* [ÉNONCÉ] Recopie mot pour mot les lignes des enregistrements ci-dessous, en commençant par celle qui contient "Enumerate the UI" et en terminant par celle qui contient "y-tick-label: 5.0 [54,516,86,542]", ces deux lignes comprises. Ne reprends pas les images dans ta réponse.

--- DONNÉES ---

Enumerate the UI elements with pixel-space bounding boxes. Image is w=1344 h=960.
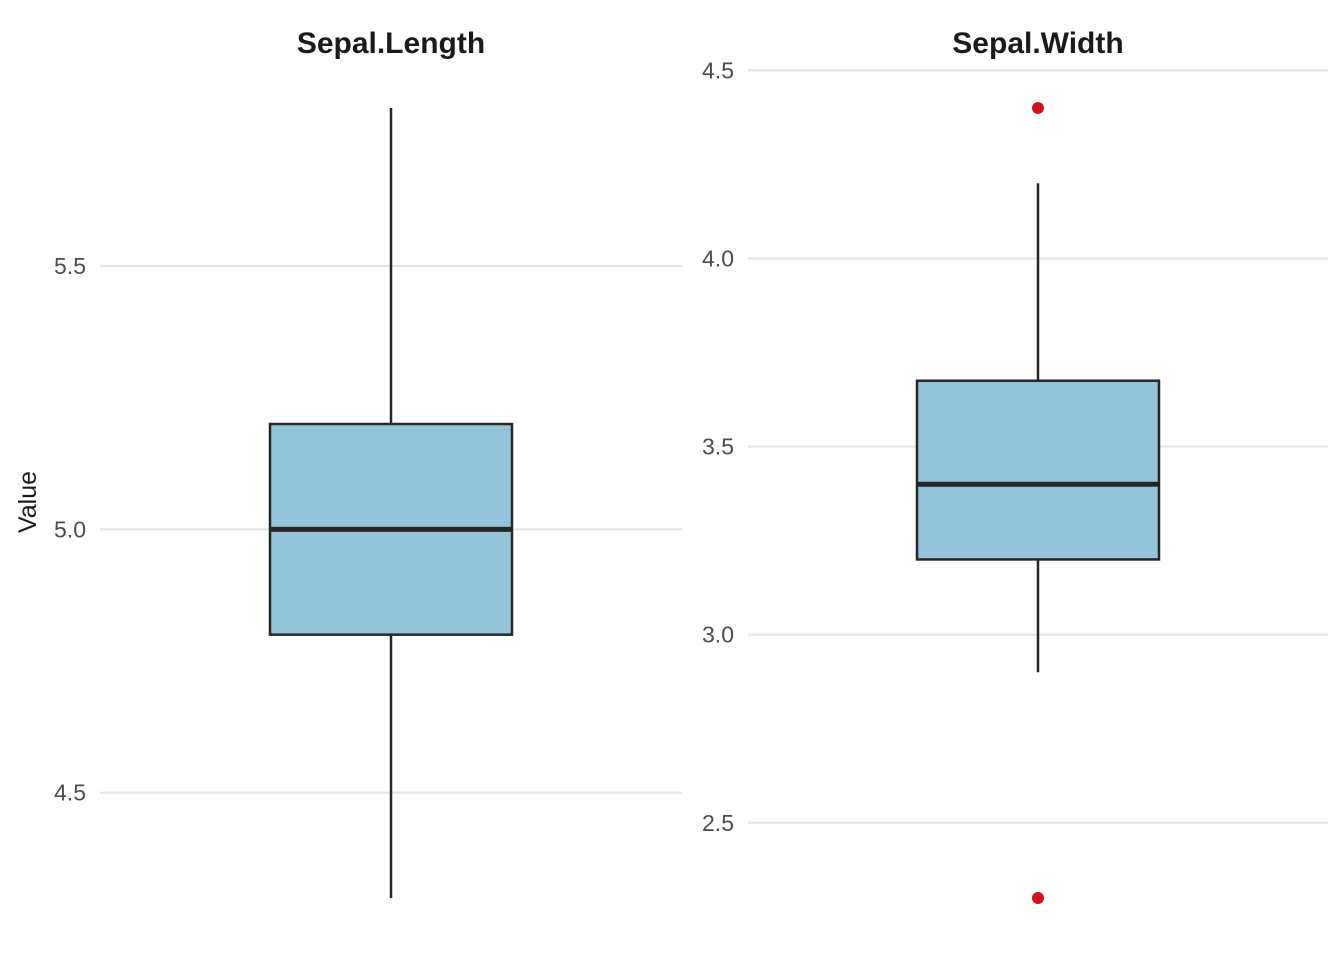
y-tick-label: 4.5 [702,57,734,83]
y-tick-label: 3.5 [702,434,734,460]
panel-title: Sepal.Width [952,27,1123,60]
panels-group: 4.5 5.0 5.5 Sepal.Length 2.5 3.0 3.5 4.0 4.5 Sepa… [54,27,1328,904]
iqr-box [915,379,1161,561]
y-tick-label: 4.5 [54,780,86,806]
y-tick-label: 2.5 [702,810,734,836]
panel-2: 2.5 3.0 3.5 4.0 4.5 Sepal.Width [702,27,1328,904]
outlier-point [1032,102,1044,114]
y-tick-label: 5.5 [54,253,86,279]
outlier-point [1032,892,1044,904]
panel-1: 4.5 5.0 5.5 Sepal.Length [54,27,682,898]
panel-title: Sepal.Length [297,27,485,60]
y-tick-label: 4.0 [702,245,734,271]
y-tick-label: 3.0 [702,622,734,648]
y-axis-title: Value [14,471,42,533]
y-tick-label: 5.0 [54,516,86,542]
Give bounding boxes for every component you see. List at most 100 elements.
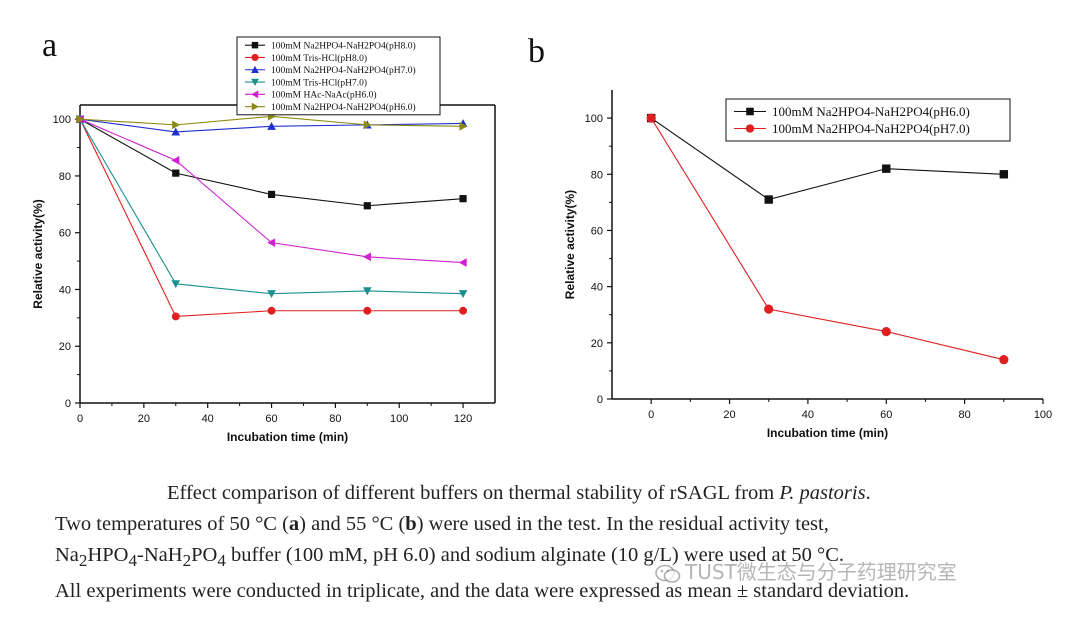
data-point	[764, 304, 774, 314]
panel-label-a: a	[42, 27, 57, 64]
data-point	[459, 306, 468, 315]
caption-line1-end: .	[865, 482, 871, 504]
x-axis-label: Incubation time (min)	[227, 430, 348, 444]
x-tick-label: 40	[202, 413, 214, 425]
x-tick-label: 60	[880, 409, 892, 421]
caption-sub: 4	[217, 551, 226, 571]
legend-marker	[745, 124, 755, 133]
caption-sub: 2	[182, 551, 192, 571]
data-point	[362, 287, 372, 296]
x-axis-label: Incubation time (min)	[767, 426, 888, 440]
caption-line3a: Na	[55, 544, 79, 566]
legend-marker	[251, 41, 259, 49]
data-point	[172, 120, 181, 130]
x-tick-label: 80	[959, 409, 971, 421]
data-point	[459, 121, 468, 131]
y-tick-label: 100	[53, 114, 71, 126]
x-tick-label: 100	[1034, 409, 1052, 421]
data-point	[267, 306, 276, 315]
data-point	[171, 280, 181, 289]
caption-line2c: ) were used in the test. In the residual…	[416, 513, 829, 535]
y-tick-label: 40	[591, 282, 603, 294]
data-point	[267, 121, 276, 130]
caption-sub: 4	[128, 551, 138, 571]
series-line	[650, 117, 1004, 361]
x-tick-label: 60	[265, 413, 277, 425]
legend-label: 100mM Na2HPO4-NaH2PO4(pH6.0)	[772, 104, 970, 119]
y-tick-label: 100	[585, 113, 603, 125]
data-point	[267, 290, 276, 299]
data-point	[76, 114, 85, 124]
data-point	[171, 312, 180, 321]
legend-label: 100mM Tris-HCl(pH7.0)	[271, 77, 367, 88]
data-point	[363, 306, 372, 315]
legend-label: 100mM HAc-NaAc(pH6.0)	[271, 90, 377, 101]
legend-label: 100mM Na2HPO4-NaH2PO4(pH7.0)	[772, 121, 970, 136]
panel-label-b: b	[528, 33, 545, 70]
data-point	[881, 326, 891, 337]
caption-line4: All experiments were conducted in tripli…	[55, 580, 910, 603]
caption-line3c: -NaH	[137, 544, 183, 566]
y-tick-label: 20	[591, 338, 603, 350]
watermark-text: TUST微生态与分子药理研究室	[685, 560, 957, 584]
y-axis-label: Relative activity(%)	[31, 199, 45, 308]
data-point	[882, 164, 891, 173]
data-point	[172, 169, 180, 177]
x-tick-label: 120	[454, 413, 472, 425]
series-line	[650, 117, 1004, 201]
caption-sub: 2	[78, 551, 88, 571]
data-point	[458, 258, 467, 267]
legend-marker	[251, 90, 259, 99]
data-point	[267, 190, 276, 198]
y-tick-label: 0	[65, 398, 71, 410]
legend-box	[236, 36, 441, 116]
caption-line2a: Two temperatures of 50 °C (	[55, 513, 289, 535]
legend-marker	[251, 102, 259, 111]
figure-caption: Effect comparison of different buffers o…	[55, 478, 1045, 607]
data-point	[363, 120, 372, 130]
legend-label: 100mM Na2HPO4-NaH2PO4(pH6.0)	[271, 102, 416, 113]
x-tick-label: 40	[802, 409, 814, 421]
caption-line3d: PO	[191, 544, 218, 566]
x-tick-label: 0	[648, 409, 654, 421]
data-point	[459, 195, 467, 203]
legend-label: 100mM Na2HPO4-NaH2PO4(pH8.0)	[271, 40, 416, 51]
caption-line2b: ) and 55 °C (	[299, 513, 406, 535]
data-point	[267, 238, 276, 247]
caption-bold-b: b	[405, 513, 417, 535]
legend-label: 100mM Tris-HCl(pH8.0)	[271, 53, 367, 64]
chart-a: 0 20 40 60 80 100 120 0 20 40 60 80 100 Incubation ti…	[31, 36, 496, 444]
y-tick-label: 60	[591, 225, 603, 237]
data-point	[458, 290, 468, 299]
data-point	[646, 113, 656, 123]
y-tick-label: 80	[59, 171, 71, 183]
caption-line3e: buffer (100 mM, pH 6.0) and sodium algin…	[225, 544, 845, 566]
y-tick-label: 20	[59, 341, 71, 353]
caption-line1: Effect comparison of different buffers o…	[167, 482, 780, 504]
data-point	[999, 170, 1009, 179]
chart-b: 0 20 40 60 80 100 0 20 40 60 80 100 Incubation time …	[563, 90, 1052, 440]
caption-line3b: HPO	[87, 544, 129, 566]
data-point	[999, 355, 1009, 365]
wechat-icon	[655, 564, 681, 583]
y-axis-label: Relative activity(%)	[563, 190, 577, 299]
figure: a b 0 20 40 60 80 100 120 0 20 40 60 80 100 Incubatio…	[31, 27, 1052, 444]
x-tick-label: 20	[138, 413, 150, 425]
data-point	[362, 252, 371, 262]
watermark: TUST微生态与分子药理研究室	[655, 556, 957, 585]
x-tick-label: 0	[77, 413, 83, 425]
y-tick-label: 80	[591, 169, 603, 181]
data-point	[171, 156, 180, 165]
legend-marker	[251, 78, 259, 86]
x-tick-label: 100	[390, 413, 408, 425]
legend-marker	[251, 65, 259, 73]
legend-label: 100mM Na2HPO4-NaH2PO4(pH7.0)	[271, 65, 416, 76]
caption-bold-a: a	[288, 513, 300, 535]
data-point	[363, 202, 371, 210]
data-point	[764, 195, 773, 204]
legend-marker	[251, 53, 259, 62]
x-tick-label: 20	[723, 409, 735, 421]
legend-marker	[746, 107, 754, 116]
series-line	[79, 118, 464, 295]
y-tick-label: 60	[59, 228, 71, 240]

---
--- DONNÉES ---

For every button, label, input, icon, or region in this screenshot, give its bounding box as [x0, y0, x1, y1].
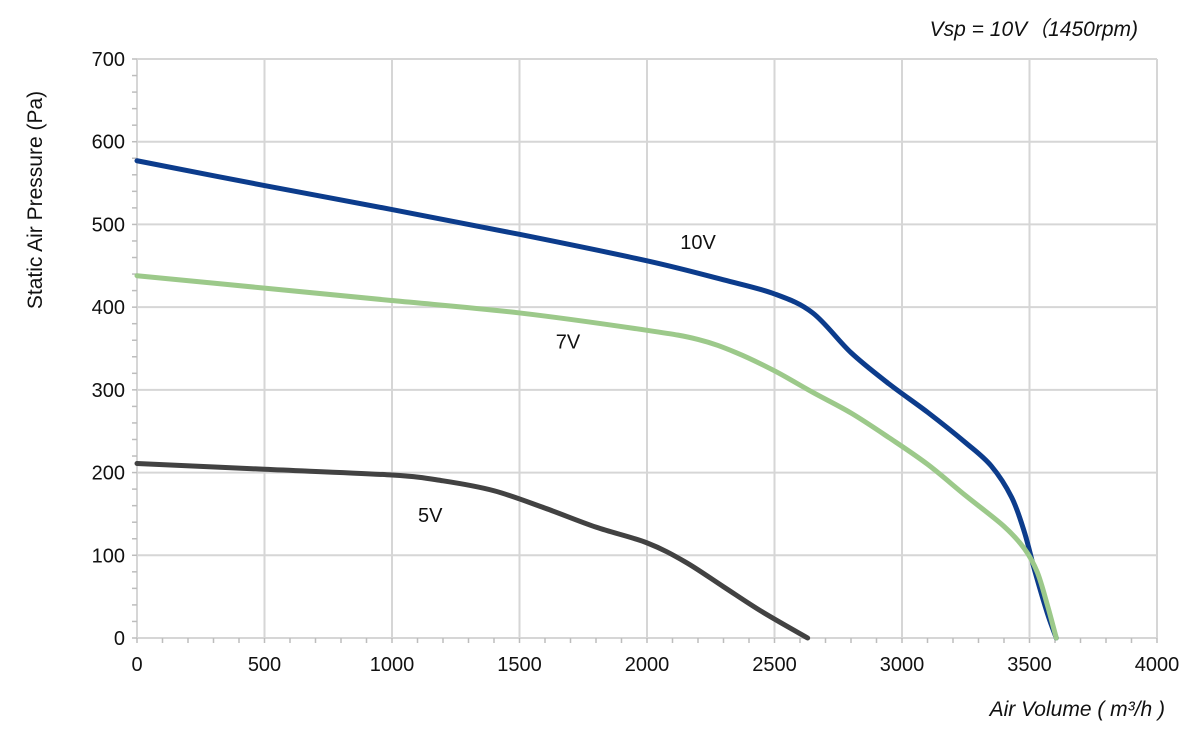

---
--- DONNÉES ---

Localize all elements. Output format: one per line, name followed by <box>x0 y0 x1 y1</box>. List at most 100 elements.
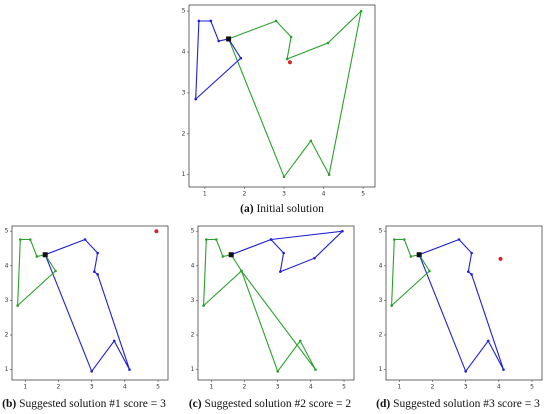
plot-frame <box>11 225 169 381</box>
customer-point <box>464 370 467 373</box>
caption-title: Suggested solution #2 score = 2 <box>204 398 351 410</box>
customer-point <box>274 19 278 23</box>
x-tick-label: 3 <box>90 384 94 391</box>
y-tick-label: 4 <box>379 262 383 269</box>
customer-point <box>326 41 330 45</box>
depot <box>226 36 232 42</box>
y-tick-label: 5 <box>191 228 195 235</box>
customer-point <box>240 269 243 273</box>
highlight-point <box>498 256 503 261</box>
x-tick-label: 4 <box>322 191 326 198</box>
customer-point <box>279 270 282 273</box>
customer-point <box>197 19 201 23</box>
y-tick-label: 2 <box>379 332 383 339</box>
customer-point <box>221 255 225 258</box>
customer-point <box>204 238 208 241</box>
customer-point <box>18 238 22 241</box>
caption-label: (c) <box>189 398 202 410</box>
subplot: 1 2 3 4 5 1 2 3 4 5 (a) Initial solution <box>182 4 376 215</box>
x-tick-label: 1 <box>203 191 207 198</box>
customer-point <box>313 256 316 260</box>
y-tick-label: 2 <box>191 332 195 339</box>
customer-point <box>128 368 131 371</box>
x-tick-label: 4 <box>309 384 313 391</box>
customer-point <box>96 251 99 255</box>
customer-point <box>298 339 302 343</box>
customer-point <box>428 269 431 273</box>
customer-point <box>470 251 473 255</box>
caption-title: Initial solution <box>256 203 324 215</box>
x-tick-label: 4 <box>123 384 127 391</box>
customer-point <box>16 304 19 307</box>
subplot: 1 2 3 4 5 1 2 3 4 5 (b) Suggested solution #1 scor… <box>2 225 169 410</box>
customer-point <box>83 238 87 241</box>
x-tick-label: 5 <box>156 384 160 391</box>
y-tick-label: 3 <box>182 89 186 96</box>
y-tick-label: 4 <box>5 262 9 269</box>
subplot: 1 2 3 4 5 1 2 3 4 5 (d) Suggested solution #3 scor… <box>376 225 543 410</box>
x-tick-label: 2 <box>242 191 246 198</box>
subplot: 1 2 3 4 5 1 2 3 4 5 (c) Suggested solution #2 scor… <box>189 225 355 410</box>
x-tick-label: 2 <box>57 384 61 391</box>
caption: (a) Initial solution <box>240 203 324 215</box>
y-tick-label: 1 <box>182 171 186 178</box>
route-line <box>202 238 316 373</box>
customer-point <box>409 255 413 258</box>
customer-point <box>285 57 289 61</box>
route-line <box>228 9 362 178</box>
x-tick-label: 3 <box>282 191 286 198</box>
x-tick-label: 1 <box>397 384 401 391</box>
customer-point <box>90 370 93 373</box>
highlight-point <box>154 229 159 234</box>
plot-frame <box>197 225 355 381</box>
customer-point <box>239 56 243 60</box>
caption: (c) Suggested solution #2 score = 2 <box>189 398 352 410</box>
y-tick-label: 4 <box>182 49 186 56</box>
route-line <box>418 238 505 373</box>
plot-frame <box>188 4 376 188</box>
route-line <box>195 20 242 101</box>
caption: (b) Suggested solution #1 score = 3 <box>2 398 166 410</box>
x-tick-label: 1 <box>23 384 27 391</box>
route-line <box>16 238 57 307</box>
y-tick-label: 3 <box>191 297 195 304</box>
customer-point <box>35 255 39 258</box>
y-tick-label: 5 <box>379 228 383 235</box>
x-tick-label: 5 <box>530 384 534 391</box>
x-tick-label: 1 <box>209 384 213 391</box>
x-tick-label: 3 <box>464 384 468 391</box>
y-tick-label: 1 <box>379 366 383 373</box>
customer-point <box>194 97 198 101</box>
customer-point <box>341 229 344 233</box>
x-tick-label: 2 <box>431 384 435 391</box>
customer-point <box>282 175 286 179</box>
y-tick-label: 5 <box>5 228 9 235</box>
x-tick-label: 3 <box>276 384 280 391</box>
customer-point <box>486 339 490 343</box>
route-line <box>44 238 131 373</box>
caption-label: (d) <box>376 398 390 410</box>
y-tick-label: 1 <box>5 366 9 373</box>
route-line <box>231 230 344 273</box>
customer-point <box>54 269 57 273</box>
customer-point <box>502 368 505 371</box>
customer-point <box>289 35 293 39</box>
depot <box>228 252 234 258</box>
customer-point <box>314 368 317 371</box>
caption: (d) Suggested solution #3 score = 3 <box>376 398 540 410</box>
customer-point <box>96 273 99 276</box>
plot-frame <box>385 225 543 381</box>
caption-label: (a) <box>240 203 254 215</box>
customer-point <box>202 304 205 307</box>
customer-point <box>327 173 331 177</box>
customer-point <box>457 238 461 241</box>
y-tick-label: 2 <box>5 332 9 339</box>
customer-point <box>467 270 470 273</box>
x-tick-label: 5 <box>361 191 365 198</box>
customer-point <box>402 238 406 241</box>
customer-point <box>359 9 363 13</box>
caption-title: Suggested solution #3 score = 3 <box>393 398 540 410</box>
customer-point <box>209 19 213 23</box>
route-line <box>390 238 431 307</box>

---

* [CORRIGÉ]
Enumerate the UI elements with pixel-space bounding boxes. Image is w=1344 h=960.
y-tick-label: 4.5 [702,57,734,83]
y-tick-label: 3.5 [702,434,734,460]
panel-title: Sepal.Width [952,27,1123,60]
panels-group: 4.5 5.0 5.5 Sepal.Length 2.5 3.0 3.5 4.0 4.5 Sepa… [54,27,1328,904]
iqr-box [915,379,1161,561]
y-tick-label: 4.5 [54,780,86,806]
y-tick-label: 2.5 [702,810,734,836]
panel-2: 2.5 3.0 3.5 4.0 4.5 Sepal.Width [702,27,1328,904]
outlier-point [1032,102,1044,114]
y-tick-label: 5.5 [54,253,86,279]
outlier-point [1032,892,1044,904]
panel-1: 4.5 5.0 5.5 Sepal.Length [54,27,682,898]
panel-title: Sepal.Length [297,27,485,60]
y-tick-label: 4.0 [702,245,734,271]
y-tick-label: 3.0 [702,622,734,648]
y-axis-title: Value [14,471,42,533]
y-tick-label: 5.0 [54,516,86,542]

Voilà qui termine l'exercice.